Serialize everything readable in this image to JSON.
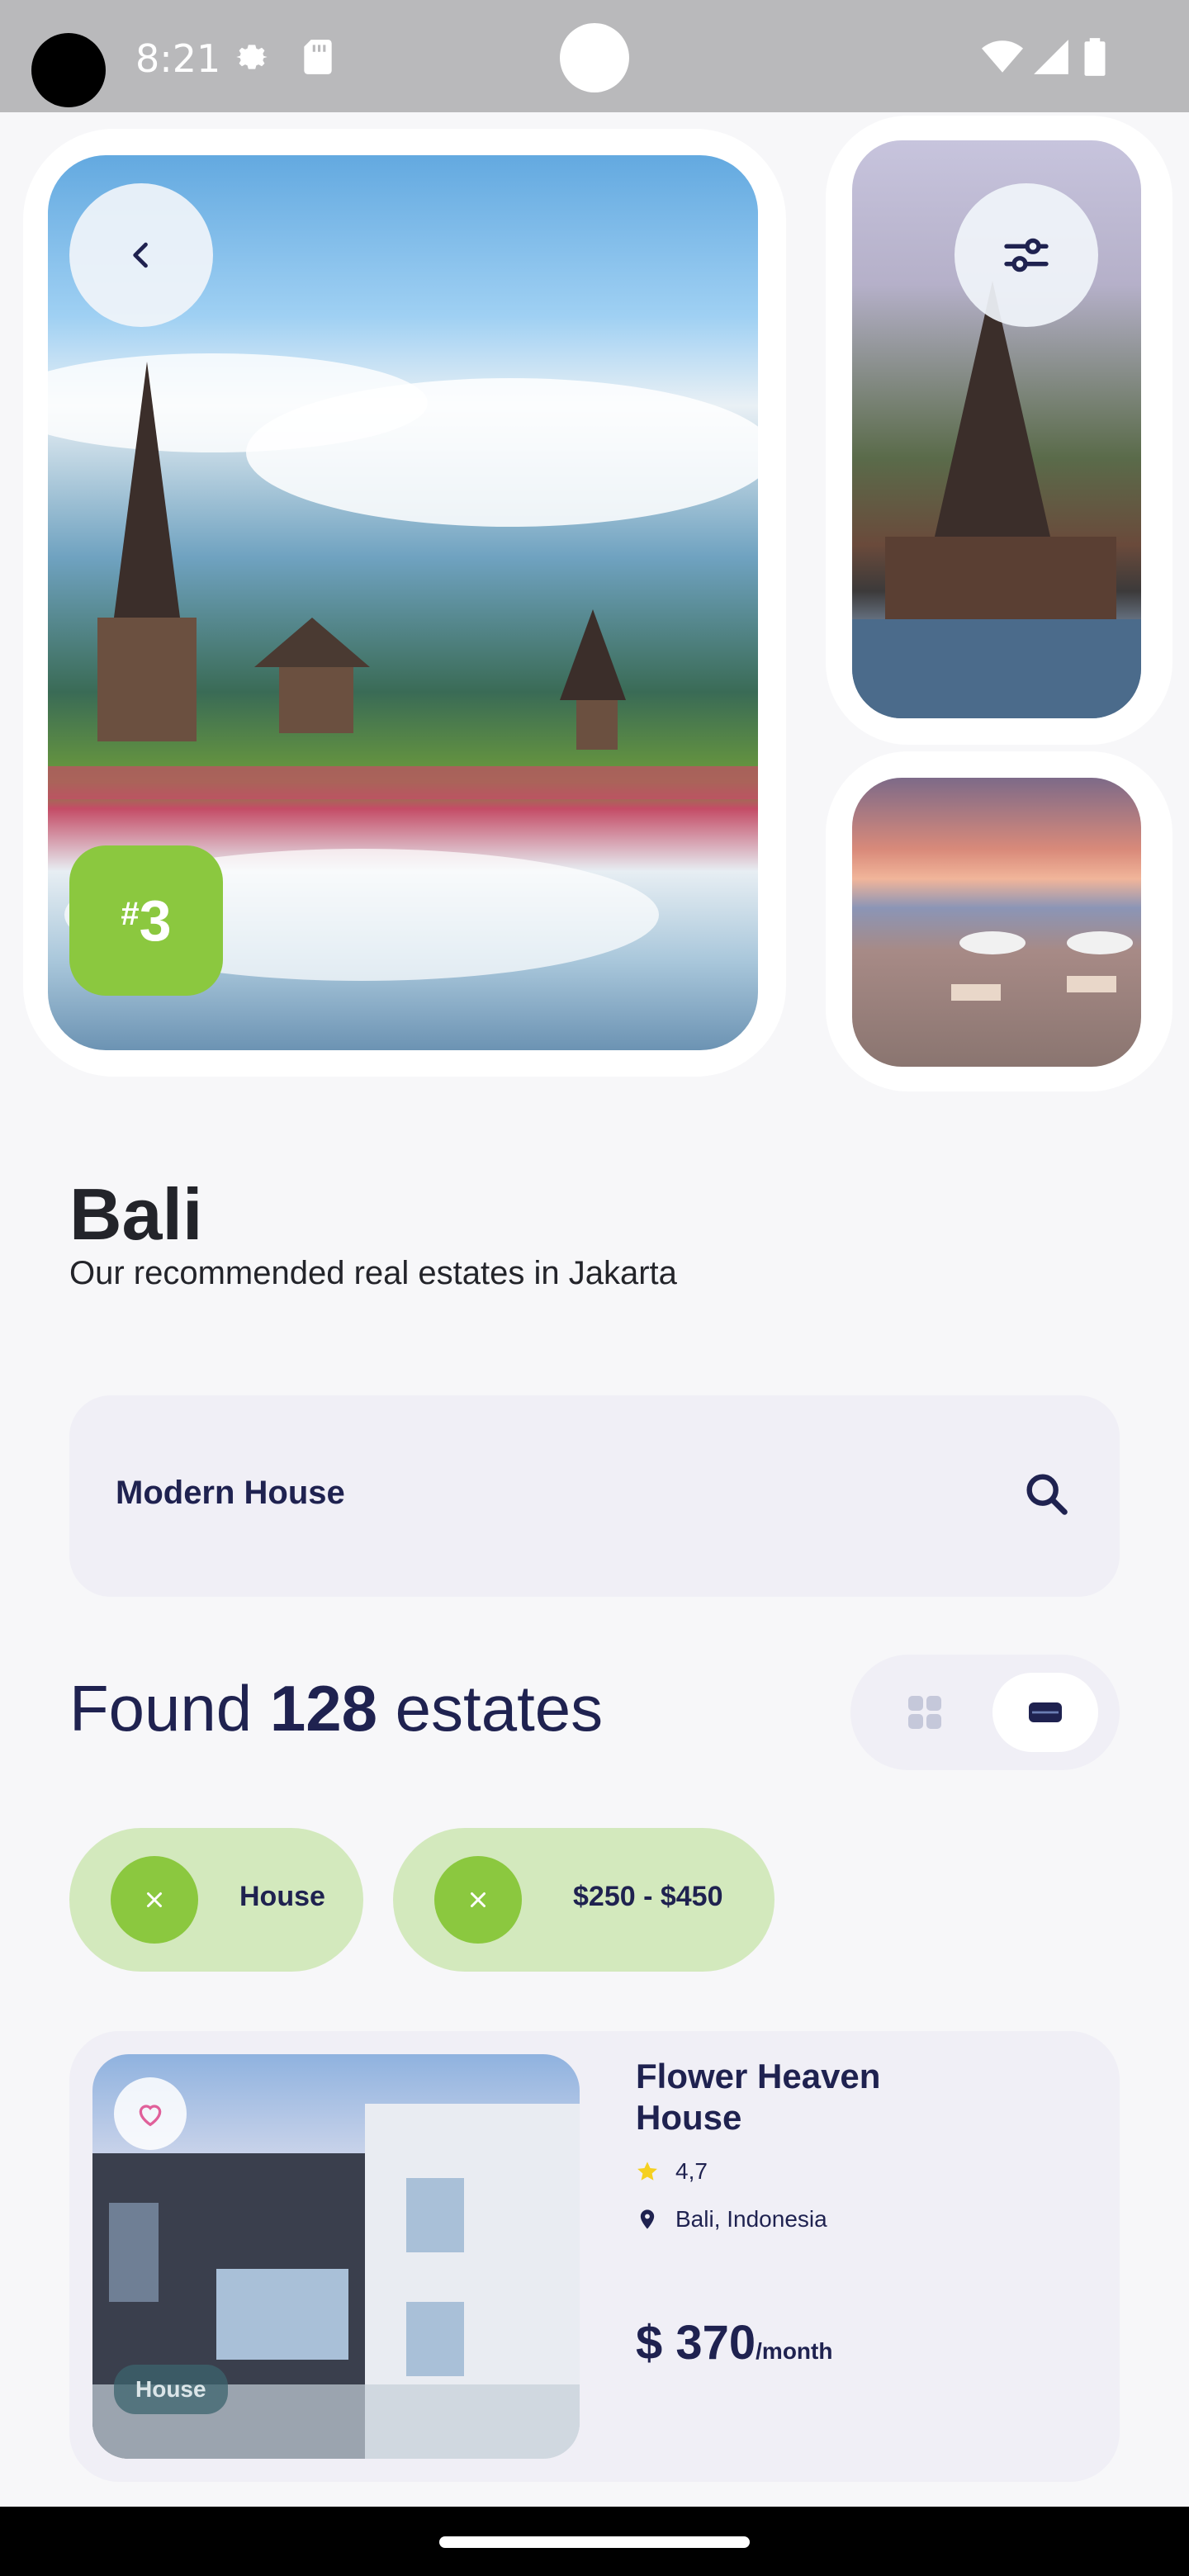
{
  "status_bar": {
    "time": "8:21",
    "icons": [
      "gear-icon",
      "sd-card-icon",
      "wifi-icon",
      "signal-icon",
      "battery-icon"
    ]
  },
  "gallery": {
    "rank_hash": "#",
    "rank_number": "3"
  },
  "header": {
    "title": "Bali",
    "subtitle": "Our recommended real estates in Jakarta"
  },
  "search": {
    "value": "Modern House"
  },
  "results": {
    "prefix": "Found ",
    "count": "128",
    "suffix": " estates"
  },
  "filters": [
    {
      "label": "House"
    },
    {
      "label": "$250 - $450"
    }
  ],
  "listing": {
    "title": "Flower Heaven House",
    "rating": "4,7",
    "location": "Bali, Indonesia",
    "price": "$ 370",
    "price_unit": "/month",
    "tag": "House"
  },
  "colors": {
    "accent_green": "#8bc83f",
    "chip_bg": "#d3e9bd",
    "navy": "#1f2250",
    "star": "#f5d020"
  }
}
=====
Prompt.
Return every line containing "estates".

Exercise answer.
    "subtitle": "Our recommended real estates in Jakarta"
    "suffix": " estates"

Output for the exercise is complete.